Write out the entries again exactly as they are given.
══ Data shown ══
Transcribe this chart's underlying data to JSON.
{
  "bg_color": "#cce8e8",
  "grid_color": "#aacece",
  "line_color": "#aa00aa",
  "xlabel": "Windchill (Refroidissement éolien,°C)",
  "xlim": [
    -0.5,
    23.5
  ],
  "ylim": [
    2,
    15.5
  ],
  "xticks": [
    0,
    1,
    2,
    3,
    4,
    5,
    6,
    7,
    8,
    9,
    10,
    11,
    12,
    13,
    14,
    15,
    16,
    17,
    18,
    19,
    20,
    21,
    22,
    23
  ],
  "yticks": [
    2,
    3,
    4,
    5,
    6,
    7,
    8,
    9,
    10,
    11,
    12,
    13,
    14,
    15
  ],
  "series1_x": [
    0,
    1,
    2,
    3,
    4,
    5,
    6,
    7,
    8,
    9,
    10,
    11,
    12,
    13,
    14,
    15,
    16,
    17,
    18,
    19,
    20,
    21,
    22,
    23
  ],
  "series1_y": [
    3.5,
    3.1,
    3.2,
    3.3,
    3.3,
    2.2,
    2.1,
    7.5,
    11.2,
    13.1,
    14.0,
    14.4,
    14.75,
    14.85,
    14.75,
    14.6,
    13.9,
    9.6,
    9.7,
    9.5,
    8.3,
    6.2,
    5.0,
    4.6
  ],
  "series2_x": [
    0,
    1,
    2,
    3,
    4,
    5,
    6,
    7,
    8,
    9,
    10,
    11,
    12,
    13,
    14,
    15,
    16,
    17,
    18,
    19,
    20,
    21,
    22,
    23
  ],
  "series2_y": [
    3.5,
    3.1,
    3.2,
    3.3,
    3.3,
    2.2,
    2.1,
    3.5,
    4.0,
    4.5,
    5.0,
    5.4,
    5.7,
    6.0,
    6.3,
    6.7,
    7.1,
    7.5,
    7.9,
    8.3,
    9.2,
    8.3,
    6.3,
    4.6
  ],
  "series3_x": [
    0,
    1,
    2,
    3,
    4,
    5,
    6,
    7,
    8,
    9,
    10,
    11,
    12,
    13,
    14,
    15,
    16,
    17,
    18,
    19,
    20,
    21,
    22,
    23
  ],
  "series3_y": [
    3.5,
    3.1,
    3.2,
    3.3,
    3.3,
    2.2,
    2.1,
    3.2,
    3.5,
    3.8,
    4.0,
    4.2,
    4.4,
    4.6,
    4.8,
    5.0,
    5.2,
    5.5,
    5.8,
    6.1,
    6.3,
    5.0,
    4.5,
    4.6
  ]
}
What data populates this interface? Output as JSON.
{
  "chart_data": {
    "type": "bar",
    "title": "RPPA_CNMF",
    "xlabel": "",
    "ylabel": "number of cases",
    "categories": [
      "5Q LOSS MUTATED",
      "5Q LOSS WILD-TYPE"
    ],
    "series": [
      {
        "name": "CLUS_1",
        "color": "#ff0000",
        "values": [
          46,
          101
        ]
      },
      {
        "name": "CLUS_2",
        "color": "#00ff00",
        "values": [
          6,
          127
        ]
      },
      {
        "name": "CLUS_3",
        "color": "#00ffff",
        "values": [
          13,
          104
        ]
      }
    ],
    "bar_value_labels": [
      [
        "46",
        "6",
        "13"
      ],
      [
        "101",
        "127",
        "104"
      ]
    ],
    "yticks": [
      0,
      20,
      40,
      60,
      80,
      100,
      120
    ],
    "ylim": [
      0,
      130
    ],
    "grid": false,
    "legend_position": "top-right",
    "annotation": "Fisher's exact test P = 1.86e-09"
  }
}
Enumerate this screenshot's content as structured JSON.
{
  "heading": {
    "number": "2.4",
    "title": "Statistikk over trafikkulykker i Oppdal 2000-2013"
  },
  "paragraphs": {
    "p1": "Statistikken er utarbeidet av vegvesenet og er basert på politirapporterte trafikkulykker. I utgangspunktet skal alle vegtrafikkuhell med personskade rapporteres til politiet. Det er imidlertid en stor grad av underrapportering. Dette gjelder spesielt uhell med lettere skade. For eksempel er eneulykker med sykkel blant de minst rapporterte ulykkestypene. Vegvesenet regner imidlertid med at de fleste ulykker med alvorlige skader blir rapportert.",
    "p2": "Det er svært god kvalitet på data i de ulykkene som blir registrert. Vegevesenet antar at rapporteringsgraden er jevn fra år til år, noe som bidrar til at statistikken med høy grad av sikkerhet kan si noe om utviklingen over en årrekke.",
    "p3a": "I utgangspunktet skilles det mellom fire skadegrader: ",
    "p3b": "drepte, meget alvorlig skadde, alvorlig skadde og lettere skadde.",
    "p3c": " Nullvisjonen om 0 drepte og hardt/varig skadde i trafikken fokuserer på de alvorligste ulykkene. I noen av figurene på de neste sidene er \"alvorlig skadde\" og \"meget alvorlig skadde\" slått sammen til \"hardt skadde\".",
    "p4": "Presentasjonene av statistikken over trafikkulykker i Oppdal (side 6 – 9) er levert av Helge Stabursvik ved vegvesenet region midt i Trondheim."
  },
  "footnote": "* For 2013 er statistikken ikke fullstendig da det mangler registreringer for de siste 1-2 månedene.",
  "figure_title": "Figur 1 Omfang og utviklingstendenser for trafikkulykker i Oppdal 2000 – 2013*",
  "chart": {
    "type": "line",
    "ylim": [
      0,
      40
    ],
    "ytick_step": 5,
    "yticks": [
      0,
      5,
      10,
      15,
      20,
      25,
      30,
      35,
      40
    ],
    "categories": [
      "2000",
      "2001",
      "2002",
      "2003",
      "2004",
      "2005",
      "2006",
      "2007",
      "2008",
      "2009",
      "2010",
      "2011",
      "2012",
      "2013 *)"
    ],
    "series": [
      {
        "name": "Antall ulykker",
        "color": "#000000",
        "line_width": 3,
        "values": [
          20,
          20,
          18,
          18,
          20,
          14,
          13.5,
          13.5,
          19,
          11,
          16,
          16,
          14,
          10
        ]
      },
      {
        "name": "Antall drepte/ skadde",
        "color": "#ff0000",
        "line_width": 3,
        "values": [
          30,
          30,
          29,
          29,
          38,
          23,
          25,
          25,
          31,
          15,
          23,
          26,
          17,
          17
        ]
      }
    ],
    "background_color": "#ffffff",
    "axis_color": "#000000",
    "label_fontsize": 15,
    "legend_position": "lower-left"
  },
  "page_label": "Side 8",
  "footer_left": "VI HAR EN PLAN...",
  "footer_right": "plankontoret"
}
═══
The reply:
Transcribe this chart's underlying data to JSON.
{
  "bg_color": "#cce8e8",
  "grid_color": "#aacece",
  "line_color": "#aa00aa",
  "xlabel": "Windchill (Refroidissement éolien,°C)",
  "xlim": [
    -0.5,
    23.5
  ],
  "ylim": [
    2,
    15.5
  ],
  "xticks": [
    0,
    1,
    2,
    3,
    4,
    5,
    6,
    7,
    8,
    9,
    10,
    11,
    12,
    13,
    14,
    15,
    16,
    17,
    18,
    19,
    20,
    21,
    22,
    23
  ],
  "yticks": [
    2,
    3,
    4,
    5,
    6,
    7,
    8,
    9,
    10,
    11,
    12,
    13,
    14,
    15
  ],
  "series1_x": [
    0,
    1,
    2,
    3,
    4,
    5,
    6,
    7,
    8,
    9,
    10,
    11,
    12,
    13,
    14,
    15,
    16,
    17,
    18,
    19,
    20,
    21,
    22,
    23
  ],
  "series1_y": [
    3.5,
    3.1,
    3.2,
    3.3,
    3.3,
    2.2,
    2.1,
    7.5,
    11.2,
    13.1,
    14.0,
    14.4,
    14.75,
    14.85,
    14.75,
    14.6,
    13.9,
    9.6,
    9.7,
    9.5,
    8.3,
    6.2,
    5.0,
    4.6
  ],
  "series2_x": [
    0,
    1,
    2,
    3,
    4,
    5,
    6,
    7,
    8,
    9,
    10,
    11,
    12,
    13,
    14,
    15,
    16,
    17,
    18,
    19,
    20,
    21,
    22,
    23
  ],
  "series2_y": [
    3.5,
    3.1,
    3.2,
    3.3,
    3.3,
    2.2,
    2.1,
    3.5,
    4.0,
    4.5,
    5.0,
    5.4,
    5.7,
    6.0,
    6.3,
    6.7,
    7.1,
    7.5,
    7.9,
    8.3,
    9.2,
    8.3,
    6.3,
    4.6
  ],
  "series3_x": [
    0,
    1,
    2,
    3,
    4,
    5,
    6,
    7,
    8,
    9,
    10,
    11,
    12,
    13,
    14,
    15,
    16,
    17,
    18,
    19,
    20,
    21,
    22,
    23
  ],
  "series3_y": [
    3.5,
    3.1,
    3.2,
    3.3,
    3.3,
    2.2,
    2.1,
    3.2,
    3.5,
    3.8,
    4.0,
    4.2,
    4.4,
    4.6,
    4.8,
    5.0,
    5.2,
    5.5,
    5.8,
    6.1,
    6.3,
    5.0,
    4.5,
    4.6
  ]
}
What data populates this interface? Output as JSON.
{
  "chart_data": {
    "type": "bar",
    "title": "RPPA_CNMF",
    "xlabel": "",
    "ylabel": "number of cases",
    "categories": [
      "5Q LOSS MUTATED",
      "5Q LOSS WILD-TYPE"
    ],
    "series": [
      {
        "name": "CLUS_1",
        "color": "#ff0000",
        "values": [
          46,
          101
        ]
      },
      {
        "name": "CLUS_2",
        "color": "#00ff00",
        "values": [
          6,
          127
        ]
      },
      {
        "name": "CLUS_3",
        "color": "#00ffff",
        "values": [
          13,
          104
        ]
      }
    ],
    "bar_value_labels": [
      [
        "46",
        "6",
        "13"
      ],
      [
        "101",
        "127",
        "104"
      ]
    ],
    "yticks": [
      0,
      20,
      40,
      60,
      80,
      100,
      120
    ],
    "ylim": [
      0,
      130
    ],
    "grid": false,
    "legend_position": "top-right",
    "annotation": "Fisher's exact test P = 1.86e-09"
  }
}
Enumerate this screenshot's content as structured JSON.
{
  "heading": {
    "number": "2.4",
    "title": "Statistikk over trafikkulykker i Oppdal 2000-2013"
  },
  "paragraphs": {
    "p1": "Statistikken er utarbeidet av vegvesenet og er basert på politirapporterte trafikkulykker. I utgangspunktet skal alle vegtrafikkuhell med personskade rapporteres til politiet. Det er imidlertid en stor grad av underrapportering. Dette gjelder spesielt uhell med lettere skade. For eksempel er eneulykker med sykkel blant de minst rapporterte ulykkestypene. Vegvesenet regner imidlertid med at de fleste ulykker med alvorlige skader blir rapportert.",
    "p2": "Det er svært god kvalitet på data i de ulykkene som blir registrert. Vegevesenet antar at rapporteringsgraden er jevn fra år til år, noe som bidrar til at statistikken med høy grad av sikkerhet kan si noe om utviklingen over en årrekke.",
    "p3a": "I utgangspunktet skilles det mellom fire skadegrader: ",
    "p3b": "drepte, meget alvorlig skadde, alvorlig skadde og lettere skadde.",
    "p3c": " Nullvisjonen om 0 drepte og hardt/varig skadde i trafikken fokuserer på de alvorligste ulykkene. I noen av figurene på de neste sidene er \"alvorlig skadde\" og \"meget alvorlig skadde\" slått sammen til \"hardt skadde\".",
    "p4": "Presentasjonene av statistikken over trafikkulykker i Oppdal (side 6 – 9) er levert av Helge Stabursvik ved vegvesenet region midt i Trondheim."
  },
  "footnote": "* For 2013 er statistikken ikke fullstendig da det mangler registreringer for de siste 1-2 månedene.",
  "figure_title": "Figur 1 Omfang og utviklingstendenser for trafikkulykker i Oppdal 2000 – 2013*",
  "chart": {
    "type": "line",
    "ylim": [
      0,
      40
    ],
    "ytick_step": 5,
    "yticks": [
      0,
      5,
      10,
      15,
      20,
      25,
      30,
      35,
      40
    ],
    "categories": [
      "2000",
      "2001",
      "2002",
      "2003",
      "2004",
      "2005",
      "2006",
      "2007",
      "2008",
      "2009",
      "2010",
      "2011",
      "2012",
      "2013 *)"
    ],
    "series": [
      {
        "name": "Antall ulykker",
        "color": "#000000",
        "line_width": 3,
        "values": [
          20,
          20,
          18,
          18,
          20,
          14,
          13.5,
          13.5,
          19,
          11,
          16,
          16,
          14,
          10
        ]
      },
      {
        "name": "Antall drepte/ skadde",
        "color": "#ff0000",
        "line_width": 3,
        "values": [
          30,
          30,
          29,
          29,
          38,
          23,
          25,
          25,
          31,
          15,
          23,
          26,
          17,
          17
        ]
      }
    ],
    "background_color": "#ffffff",
    "axis_color": "#000000",
    "label_fontsize": 15,
    "legend_position": "lower-left"
  },
  "page_label": "Side 8",
  "footer_left": "VI HAR EN PLAN...",
  "footer_right": "plankontoret"
}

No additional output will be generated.